===== Exercise inputs

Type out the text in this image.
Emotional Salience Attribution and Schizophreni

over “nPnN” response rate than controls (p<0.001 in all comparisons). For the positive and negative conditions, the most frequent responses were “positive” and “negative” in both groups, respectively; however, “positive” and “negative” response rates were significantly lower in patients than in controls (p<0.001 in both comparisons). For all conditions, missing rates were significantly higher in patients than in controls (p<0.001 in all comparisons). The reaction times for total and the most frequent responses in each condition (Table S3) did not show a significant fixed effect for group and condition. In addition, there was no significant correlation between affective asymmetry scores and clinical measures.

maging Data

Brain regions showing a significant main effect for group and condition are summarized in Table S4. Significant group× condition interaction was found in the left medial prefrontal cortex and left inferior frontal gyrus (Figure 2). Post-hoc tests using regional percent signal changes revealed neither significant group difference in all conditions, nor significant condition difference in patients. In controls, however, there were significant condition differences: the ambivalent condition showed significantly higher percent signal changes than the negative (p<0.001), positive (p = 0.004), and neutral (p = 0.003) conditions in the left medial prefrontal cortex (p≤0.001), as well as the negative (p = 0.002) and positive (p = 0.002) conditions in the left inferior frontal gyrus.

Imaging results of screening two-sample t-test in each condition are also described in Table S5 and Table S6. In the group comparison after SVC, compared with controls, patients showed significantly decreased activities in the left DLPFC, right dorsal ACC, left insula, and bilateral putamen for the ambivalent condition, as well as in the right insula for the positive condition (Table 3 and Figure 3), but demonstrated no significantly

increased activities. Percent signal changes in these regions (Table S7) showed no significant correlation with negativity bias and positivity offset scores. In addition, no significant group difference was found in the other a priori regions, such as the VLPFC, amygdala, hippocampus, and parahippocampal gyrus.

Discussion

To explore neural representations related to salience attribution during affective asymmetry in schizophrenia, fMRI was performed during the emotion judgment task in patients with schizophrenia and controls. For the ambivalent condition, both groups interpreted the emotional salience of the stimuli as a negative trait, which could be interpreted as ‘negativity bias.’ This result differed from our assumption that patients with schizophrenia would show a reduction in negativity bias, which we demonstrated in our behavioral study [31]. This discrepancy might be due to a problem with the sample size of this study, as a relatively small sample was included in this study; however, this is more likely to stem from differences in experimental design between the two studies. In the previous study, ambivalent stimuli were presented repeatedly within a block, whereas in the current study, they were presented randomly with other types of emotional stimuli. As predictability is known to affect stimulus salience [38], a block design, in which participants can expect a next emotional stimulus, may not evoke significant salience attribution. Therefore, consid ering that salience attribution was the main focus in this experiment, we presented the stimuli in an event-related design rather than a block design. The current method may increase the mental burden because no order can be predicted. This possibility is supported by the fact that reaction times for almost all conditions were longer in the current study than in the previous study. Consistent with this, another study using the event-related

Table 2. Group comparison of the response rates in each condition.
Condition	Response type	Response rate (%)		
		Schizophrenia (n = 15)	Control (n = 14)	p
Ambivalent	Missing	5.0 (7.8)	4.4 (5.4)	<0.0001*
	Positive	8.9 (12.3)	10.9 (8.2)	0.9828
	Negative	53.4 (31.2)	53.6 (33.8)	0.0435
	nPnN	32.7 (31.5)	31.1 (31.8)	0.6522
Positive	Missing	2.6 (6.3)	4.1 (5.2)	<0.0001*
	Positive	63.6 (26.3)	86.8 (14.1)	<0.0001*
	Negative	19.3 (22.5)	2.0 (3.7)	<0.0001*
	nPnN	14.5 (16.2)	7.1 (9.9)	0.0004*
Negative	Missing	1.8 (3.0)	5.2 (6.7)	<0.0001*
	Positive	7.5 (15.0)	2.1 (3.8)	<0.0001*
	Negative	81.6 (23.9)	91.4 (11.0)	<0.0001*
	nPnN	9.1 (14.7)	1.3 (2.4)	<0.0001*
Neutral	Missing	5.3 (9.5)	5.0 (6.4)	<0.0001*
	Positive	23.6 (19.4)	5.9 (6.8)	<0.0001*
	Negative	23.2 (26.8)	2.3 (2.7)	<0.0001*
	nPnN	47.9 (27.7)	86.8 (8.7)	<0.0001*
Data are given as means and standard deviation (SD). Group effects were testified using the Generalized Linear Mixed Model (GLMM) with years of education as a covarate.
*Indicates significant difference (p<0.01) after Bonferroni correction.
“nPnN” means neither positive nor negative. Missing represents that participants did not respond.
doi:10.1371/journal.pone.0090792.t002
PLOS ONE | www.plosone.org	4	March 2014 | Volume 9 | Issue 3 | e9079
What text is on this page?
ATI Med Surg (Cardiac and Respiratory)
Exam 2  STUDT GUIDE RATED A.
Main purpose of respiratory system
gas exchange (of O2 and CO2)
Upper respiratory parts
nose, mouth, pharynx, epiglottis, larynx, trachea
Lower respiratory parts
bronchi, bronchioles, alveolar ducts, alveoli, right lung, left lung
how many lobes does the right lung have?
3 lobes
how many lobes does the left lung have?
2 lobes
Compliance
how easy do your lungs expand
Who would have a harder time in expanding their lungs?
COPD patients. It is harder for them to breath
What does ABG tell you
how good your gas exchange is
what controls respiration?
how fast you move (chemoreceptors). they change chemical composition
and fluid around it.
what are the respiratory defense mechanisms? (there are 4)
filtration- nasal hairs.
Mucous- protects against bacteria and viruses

==========

= Task description =
Check the entries above line by line and return each one containing the word "parts".

= Task solution =
Upper respiratory parts
Lower respiratory parts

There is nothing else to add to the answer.